## Begin EXERCISE DATA

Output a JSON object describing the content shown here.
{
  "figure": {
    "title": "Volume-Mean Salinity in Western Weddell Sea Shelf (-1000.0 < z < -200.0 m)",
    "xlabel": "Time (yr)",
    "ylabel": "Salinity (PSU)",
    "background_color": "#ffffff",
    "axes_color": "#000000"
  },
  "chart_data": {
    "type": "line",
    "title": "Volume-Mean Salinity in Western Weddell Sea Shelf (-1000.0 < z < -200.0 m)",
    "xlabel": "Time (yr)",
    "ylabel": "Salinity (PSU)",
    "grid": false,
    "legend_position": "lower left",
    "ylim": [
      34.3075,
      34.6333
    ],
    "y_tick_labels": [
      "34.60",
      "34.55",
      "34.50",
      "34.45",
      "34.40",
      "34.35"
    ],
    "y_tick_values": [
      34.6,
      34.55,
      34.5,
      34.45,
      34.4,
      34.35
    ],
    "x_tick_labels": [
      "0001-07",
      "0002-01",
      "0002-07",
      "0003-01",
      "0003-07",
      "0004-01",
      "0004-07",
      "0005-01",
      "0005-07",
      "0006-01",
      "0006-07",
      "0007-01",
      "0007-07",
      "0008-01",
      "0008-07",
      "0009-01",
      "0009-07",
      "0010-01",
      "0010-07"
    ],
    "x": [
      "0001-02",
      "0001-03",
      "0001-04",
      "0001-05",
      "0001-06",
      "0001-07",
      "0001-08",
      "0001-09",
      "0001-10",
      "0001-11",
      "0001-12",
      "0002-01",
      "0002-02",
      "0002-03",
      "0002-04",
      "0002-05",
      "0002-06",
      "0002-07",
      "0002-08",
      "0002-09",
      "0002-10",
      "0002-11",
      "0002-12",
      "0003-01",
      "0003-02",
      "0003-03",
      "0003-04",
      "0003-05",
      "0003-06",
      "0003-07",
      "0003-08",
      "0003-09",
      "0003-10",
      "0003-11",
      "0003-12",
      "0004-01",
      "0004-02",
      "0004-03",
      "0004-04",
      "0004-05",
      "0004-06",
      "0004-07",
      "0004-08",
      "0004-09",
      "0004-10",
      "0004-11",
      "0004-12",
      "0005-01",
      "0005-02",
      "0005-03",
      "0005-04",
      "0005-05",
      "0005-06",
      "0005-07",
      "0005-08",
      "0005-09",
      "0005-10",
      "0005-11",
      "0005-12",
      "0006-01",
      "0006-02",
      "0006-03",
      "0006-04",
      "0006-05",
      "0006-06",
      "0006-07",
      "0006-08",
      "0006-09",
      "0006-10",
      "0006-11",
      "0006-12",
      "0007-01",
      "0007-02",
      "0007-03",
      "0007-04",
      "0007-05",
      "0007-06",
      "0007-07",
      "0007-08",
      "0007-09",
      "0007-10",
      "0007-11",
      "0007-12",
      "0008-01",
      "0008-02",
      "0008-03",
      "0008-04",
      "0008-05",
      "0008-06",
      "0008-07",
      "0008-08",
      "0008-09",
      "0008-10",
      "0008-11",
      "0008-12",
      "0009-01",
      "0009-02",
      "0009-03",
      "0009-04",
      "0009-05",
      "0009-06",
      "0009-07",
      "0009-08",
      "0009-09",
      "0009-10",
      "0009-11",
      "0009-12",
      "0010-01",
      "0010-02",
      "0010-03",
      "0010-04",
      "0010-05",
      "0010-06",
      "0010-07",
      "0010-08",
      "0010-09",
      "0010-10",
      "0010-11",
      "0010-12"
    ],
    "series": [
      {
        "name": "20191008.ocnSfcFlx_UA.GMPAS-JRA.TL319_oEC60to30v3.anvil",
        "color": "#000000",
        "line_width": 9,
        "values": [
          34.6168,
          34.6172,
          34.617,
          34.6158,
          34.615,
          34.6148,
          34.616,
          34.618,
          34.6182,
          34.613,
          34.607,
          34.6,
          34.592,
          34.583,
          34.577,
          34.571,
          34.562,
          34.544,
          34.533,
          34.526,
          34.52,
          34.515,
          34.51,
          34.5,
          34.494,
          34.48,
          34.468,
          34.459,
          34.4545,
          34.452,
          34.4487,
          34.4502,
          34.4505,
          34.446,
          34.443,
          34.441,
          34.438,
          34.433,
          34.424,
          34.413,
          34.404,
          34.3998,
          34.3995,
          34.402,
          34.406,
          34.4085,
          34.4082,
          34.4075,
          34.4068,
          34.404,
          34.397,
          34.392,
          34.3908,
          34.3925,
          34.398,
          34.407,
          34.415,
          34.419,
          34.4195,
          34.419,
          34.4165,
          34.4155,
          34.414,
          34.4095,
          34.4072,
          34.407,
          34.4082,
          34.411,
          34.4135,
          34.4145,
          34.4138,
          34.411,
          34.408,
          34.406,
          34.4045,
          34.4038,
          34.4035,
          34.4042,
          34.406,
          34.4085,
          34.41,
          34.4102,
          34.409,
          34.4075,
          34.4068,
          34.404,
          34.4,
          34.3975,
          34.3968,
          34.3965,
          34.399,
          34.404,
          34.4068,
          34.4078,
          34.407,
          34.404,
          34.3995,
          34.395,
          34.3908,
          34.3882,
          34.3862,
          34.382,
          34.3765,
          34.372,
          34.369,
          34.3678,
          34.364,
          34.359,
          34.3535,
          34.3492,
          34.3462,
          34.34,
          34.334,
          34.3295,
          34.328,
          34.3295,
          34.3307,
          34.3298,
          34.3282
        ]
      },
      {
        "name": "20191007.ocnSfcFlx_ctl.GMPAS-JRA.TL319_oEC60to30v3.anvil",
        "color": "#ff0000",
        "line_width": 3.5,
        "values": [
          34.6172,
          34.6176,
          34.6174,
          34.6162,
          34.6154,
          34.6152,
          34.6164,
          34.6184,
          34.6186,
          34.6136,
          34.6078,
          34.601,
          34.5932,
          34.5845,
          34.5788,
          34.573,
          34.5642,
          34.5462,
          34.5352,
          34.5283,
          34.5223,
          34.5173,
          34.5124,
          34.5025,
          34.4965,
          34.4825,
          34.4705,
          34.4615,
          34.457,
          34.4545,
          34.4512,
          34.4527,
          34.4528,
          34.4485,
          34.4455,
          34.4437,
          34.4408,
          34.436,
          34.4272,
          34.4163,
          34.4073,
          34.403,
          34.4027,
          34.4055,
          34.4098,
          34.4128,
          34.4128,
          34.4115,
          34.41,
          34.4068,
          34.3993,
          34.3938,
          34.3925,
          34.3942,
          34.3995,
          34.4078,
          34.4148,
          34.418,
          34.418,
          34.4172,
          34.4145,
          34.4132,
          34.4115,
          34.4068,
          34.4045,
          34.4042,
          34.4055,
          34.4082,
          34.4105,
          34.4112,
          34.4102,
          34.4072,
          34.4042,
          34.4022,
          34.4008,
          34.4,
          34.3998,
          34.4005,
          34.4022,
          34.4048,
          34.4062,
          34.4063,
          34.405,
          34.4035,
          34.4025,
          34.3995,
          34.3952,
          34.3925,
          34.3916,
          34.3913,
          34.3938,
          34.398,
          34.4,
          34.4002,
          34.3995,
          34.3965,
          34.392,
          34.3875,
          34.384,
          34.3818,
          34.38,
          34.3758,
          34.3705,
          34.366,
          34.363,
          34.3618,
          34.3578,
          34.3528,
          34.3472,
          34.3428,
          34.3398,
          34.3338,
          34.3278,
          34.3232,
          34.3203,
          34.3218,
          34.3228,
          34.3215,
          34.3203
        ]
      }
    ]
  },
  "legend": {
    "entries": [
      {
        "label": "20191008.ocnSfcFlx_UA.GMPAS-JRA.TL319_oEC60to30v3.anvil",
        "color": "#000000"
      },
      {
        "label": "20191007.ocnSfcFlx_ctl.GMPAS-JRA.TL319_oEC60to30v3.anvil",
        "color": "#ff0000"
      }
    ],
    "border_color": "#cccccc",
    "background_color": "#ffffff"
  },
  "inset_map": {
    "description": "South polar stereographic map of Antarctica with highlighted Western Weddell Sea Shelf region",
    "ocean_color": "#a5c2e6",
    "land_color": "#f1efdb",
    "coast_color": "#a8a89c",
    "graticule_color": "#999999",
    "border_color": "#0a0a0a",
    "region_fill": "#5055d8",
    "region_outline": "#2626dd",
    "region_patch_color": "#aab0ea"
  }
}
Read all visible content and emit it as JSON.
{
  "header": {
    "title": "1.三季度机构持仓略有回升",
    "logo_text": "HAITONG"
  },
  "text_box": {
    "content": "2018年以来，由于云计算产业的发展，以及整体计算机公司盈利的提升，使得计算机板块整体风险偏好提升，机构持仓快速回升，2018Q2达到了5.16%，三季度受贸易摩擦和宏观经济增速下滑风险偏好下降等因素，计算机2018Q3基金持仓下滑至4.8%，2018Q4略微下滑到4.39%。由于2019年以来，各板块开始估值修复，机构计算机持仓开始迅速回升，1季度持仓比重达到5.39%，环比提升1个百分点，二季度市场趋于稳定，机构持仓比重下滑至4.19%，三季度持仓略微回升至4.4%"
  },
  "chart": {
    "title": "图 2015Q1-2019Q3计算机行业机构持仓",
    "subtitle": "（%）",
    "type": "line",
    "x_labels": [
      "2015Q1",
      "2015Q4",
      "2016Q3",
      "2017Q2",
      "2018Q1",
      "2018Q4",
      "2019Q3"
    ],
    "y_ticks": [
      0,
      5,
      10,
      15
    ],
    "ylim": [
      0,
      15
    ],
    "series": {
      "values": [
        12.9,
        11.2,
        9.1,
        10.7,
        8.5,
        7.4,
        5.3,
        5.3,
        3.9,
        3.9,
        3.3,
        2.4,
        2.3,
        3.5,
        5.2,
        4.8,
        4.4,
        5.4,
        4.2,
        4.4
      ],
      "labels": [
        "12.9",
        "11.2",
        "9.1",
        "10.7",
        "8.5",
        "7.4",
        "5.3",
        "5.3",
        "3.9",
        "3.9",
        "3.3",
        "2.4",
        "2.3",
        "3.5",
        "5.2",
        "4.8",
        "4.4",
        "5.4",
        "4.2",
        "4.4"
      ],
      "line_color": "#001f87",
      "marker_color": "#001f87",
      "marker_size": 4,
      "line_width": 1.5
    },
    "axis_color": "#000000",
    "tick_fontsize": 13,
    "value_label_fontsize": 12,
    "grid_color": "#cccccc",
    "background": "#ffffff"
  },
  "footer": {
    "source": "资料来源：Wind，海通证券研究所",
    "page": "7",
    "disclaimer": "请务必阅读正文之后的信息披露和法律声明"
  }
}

## End EXERCISE DATA

→ STATED TASK
Output only the lines from the one holding "Read all visible content and emit it as JSON." through the last line above, exactly as they appear.

→ COMPLETE OUTPUT
Read all visible content and emit it as JSON.
{
  "header": {
    "title": "1.三季度机构持仓略有回升",
    "logo_text": "HAITONG"
  },
  "text_box": {
    "content": "2018年以来，由于云计算产业的发展，以及整体计算机公司盈利的提升，使得计算机板块整体风险偏好提升，机构持仓快速回升，2018Q2达到了5.16%，三季度受贸易摩擦和宏观经济增速下滑风险偏好下降等因素，计算机2018Q3基金持仓下滑至4.8%，2018Q4略微下滑到4.39%。由于2019年以来，各板块开始估值修复，机构计算机持仓开始迅速回升，1季度持仓比重达到5.39%，环比提升1个百分点，二季度市场趋于稳定，机构持仓比重下滑至4.19%，三季度持仓略微回升至4.4%"
  },
  "chart": {
    "title": "图 2015Q1-2019Q3计算机行业机构持仓",
    "subtitle": "（%）",
    "type": "line",
    "x_labels": [
      "2015Q1",
      "2015Q4",
      "2016Q3",
      "2017Q2",
      "2018Q1",
      "2018Q4",
      "2019Q3"
    ],
    "y_ticks": [
      0,
      5,
      10,
      15
    ],
    "ylim": [
      0,
      15
    ],
    "series": {
      "values": [
        12.9,
        11.2,
        9.1,
        10.7,
        8.5,
        7.4,
        5.3,
        5.3,
        3.9,
        3.9,
        3.3,
        2.4,
        2.3,
        3.5,
        5.2,
        4.8,
        4.4,
        5.4,
        4.2,
        4.4
      ],
      "labels": [
        "12.9",
        "11.2",
        "9.1",
        "10.7",
        "8.5",
        "7.4",
        "5.3",
        "5.3",
        "3.9",
        "3.9",
        "3.3",
        "2.4",
        "2.3",
        "3.5",
        "5.2",
        "4.8",
        "4.4",
        "5.4",
        "4.2",
        "4.4"
      ],
      "line_color": "#001f87",
      "marker_color": "#001f87",
      "marker_size": 4,
      "line_width": 1.5
    },
    "axis_color": "#000000",
    "tick_fontsize": 13,
    "value_label_fontsize": 12,
    "grid_color": "#cccccc",
    "background": "#ffffff"
  },
  "footer": {
    "source": "资料来源：Wind，海通证券研究所",
    "page": "7",
    "disclaimer": "请务必阅读正文之后的信息披露和法律声明"
  }
}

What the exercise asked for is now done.